• Excerpted passage
On the other hand, there are a few red states—West Virginia and Oklahoma—that already provide universal pre-school to all 4-year olds. Beginning in 2023, Colorado will also offer it. It’s a popular thing, so on the one hand it’s a thing Democrats in refusenik states could point to—“we want to give this to you, Republicans wouldn’t let it happen.” But it would be better if they could actually just have the preschool for all their kids.
Given the likelihood that this Republican opposition was going to happen, since they’ve seen it before, the take it or leave it approach for the program in Biden’s plan is surprising. Any time you center a program on the common sense notion that even a Republican is going to do the thing that will help their constituents, you’re not showing a strong grasp on reality.
An alternative, which might be too late for Congress to do, given Majority Leader Chuck Schumer’s timeline to have the bill done by Christmas, is to build out an existing program. Head Start For All would be one option. Dr. Conor P. Williams is a senior fellow at the Century Foundation and a partner at the Children’s Equity Project, has made a case for that. There’s a lot to argue for it—there wouldn’t be a fight over educational standards lining up between the states and the federal government. “To expand access while maintaining quality, any new universal pre-K system will have to connect and align existing state and local preschool systems,” Williams writes. “The easiest way to do this is to apply Head Start’s standards—or equivalent—across the entirety of the system (while providing supplemental funding to help programs upgrade to meet those standards).”
Additionally, the staff and the facilities are already there—building them out would be faster than creating new ones from scratch. Williams also argues that “expanding Head Start could enable greater socioeconomic integration in early learning programs.” Because of the different eligibility criteria from the various funding options for pre-K—federal, state, non-profit, private—the result is often “socioeconomically and, in some cases, racially segregated classrooms.”

• Excerpted records
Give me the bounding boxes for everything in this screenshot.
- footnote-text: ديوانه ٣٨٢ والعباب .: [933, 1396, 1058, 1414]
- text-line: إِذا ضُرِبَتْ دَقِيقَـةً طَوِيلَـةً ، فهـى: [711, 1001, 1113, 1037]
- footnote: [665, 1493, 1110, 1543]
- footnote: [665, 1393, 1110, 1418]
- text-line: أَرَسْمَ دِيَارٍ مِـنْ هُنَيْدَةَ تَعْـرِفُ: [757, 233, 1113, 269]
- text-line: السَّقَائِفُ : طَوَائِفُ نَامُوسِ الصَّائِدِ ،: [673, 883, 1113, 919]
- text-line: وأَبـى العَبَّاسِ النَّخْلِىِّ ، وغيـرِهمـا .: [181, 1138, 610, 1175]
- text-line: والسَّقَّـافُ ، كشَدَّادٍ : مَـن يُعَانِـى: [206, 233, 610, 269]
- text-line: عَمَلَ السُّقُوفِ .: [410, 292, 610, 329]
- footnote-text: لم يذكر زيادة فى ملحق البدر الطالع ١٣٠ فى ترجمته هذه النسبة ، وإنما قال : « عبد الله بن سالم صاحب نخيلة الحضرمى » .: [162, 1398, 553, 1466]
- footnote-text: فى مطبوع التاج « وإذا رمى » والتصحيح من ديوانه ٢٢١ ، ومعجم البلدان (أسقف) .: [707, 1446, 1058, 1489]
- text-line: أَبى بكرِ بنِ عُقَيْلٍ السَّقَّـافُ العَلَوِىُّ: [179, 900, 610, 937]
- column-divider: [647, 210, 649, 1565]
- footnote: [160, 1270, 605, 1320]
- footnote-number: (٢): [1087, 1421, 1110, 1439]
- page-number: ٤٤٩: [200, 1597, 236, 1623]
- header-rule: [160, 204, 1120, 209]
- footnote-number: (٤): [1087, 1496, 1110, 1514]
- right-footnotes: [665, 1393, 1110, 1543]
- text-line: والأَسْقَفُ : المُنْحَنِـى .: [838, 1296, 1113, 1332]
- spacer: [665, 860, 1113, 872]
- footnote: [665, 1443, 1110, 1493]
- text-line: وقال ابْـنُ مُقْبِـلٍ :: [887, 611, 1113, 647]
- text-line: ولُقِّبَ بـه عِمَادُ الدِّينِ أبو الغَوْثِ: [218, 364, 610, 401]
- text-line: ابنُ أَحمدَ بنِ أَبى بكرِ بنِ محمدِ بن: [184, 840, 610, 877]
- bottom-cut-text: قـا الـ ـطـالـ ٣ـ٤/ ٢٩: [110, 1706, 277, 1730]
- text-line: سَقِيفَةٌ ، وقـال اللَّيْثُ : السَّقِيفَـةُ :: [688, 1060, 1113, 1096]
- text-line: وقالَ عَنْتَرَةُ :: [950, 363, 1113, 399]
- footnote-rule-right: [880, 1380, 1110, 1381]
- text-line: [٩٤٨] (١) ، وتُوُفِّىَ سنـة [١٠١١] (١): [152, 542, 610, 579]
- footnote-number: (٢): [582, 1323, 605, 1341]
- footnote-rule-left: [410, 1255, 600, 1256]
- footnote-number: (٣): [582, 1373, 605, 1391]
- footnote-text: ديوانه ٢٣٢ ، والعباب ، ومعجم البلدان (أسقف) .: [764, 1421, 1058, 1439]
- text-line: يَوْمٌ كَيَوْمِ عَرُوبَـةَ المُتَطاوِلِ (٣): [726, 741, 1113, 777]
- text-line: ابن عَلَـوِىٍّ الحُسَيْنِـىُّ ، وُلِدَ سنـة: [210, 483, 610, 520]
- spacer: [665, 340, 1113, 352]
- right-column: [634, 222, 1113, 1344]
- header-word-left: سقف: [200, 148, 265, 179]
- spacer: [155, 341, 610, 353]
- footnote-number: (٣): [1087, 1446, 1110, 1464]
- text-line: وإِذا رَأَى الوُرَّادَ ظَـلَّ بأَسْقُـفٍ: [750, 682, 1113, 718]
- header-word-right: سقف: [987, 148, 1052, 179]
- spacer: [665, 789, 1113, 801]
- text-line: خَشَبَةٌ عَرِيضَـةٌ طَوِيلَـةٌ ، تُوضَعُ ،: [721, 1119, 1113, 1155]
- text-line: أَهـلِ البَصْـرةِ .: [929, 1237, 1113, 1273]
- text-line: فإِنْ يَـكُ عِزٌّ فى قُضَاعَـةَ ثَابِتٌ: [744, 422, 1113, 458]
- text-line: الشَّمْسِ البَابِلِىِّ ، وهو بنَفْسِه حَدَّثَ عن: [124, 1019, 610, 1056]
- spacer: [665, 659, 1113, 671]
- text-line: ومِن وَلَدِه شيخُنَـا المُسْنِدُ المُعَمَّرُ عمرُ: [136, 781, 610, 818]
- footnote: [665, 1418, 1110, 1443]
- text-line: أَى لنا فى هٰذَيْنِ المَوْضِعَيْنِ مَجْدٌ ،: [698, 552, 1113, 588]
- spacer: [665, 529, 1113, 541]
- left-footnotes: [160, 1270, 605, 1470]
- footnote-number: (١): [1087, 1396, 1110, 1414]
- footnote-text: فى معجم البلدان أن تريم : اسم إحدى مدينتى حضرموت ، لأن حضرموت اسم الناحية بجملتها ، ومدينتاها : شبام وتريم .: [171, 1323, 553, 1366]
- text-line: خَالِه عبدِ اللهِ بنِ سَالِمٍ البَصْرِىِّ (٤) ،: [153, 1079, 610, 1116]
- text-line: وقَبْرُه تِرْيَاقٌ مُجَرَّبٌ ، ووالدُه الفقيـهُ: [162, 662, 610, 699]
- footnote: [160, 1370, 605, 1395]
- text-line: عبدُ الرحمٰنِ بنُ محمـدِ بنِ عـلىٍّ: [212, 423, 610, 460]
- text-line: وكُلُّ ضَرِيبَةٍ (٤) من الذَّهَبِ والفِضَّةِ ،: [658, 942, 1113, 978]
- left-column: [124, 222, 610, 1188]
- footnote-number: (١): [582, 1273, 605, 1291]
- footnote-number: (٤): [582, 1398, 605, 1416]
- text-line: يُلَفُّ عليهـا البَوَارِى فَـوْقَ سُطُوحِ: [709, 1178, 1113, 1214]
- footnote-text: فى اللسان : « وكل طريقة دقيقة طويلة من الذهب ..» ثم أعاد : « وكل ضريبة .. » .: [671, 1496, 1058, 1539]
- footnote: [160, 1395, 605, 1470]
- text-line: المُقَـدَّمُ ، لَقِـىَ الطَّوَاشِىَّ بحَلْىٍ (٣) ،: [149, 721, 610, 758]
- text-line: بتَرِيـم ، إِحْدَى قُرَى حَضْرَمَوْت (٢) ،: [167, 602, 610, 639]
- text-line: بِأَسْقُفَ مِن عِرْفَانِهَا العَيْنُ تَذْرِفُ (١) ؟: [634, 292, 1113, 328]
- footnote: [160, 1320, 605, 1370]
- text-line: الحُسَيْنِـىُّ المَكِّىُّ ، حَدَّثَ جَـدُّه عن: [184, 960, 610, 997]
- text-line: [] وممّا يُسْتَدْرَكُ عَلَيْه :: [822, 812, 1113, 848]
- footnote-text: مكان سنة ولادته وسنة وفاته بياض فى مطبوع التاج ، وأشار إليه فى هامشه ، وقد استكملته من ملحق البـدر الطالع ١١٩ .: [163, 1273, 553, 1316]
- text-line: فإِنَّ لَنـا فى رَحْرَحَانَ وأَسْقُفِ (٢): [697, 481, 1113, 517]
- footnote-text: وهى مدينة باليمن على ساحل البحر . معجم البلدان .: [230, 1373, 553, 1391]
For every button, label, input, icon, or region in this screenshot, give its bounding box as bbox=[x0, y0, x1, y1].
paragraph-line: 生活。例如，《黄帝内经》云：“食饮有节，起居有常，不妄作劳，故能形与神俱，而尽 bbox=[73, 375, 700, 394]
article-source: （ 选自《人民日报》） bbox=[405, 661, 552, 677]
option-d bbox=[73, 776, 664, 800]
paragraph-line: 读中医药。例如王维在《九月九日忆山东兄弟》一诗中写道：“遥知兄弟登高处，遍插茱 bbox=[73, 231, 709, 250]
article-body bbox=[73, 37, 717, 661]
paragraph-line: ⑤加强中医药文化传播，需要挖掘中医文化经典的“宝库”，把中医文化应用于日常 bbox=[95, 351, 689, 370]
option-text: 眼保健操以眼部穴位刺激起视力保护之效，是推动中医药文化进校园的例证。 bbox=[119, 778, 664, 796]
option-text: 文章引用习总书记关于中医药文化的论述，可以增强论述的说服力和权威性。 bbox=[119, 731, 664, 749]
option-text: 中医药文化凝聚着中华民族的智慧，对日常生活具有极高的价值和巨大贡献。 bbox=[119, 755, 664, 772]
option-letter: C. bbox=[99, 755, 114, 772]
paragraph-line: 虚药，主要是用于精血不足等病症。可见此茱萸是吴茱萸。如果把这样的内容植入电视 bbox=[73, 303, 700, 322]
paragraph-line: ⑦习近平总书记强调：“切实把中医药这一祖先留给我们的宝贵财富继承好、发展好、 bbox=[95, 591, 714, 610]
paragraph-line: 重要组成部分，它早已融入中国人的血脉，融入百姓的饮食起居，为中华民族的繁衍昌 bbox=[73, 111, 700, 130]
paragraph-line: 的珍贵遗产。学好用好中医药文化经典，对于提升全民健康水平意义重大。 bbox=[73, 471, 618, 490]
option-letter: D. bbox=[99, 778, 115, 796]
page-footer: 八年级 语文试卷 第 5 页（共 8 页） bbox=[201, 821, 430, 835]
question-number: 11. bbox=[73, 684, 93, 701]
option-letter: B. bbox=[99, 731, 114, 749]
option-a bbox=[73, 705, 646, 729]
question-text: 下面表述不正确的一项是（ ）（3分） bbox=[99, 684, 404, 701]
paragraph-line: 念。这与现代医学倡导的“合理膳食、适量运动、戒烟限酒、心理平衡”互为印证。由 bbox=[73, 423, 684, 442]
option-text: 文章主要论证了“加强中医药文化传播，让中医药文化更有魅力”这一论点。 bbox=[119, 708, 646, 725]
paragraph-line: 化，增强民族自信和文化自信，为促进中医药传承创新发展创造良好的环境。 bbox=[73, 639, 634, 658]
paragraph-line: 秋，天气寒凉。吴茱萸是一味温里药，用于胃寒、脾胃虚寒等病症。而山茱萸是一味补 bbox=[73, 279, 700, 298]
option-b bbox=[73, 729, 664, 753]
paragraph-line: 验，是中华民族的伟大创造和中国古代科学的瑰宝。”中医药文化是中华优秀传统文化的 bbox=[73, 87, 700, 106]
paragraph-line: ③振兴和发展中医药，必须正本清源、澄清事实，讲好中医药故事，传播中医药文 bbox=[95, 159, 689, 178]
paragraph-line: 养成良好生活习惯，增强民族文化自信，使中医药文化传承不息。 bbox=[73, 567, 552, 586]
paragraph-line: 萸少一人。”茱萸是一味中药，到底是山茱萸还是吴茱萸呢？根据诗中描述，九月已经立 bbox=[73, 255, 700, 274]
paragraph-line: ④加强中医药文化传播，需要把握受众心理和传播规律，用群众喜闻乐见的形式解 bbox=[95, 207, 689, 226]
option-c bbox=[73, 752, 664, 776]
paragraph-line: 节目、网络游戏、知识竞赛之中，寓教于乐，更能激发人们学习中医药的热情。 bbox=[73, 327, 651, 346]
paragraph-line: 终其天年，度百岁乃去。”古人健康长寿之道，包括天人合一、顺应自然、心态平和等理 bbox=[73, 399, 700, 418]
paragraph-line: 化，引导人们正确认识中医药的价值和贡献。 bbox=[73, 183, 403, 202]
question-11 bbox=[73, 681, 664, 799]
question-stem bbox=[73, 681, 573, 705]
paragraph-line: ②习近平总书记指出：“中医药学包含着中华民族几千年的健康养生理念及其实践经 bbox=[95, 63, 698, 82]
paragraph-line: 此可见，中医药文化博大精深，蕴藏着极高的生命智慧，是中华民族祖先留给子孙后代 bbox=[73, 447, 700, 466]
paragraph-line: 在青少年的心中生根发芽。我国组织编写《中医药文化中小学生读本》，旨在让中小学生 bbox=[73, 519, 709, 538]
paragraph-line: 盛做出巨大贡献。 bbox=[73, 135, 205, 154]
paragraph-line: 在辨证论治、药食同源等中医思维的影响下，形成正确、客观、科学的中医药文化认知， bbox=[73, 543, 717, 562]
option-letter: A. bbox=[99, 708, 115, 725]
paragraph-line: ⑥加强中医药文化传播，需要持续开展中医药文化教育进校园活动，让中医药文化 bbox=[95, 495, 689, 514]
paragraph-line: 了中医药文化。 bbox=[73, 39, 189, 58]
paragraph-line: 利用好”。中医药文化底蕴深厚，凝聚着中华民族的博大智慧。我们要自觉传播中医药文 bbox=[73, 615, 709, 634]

• Work task 1
Translate this sentence from the pre-K passage into Spanish: "Additionally, the staff and the facilities are already there—building them out would be faster than creating new ones from scratch."
• Work task 2
According to the pre-K passage, why are pre-K classrooms often divided by income and sometimes by race? Answer in one to three sentences.
• Work task 3
Continue the pre-K passage from its last sentence.

• Exercise output 1
Además, el personal y las instalaciones ya están ahí; ampliarlos sería más rápido que crear otros nuevos desde cero.

• Exercise output 2
Pre-K gets money from several sources: federal, state, non-profit and private. Each source has its own rules about who qualifies, and these differing rules often lead to classrooms that are separated by income and, in some cases, by race.

• Exercise output 3
“Harmonizing these standards would make it easier for local leaders to enroll diverse classrooms of children,” Williams argues. What that means in the larger landscape:
A much broader group of children would benefit from the program’s equity-focused standards. More children with disabilities would be fully included and supported in preschool programs alongside their peers without disabilities. More young dual-language learners would have access to bilingual learning. All children would gain protections against expulsion, a protection that is especially important for Black children who are consistently and unfairly the victims of harsh discipline.
John J. Drew, President/CEO of Action for Boston Community Development, which provides Head Start and Early Head Start services to more than 3,000 low-income children and their families in the Boston area, points to the decades of experience in the Head Start program as a reason to use it as the basis for universal pre-K. “Head Start is synonymous with high-quality early education and care,” he said. “No program has been reviewed and scrutinized like this one. There is no need to reinvent the wheel.”
“In many communities, we have affluent parents who want to pay for their children to attend Head Start because the quality of education and care are so much higher than other available early education programs,” he said. “Head Start can make a difference for all our children.”
If President Sen. Joe Manchin, the West Virginia Democrat, succeeds in his goal of delaying Build Back Better into 2022, Democrats should take the opportunity to fix that, to take the decision out of state hands and put it directly into the programs that have been so successfully providing high-quality pre-school for decades.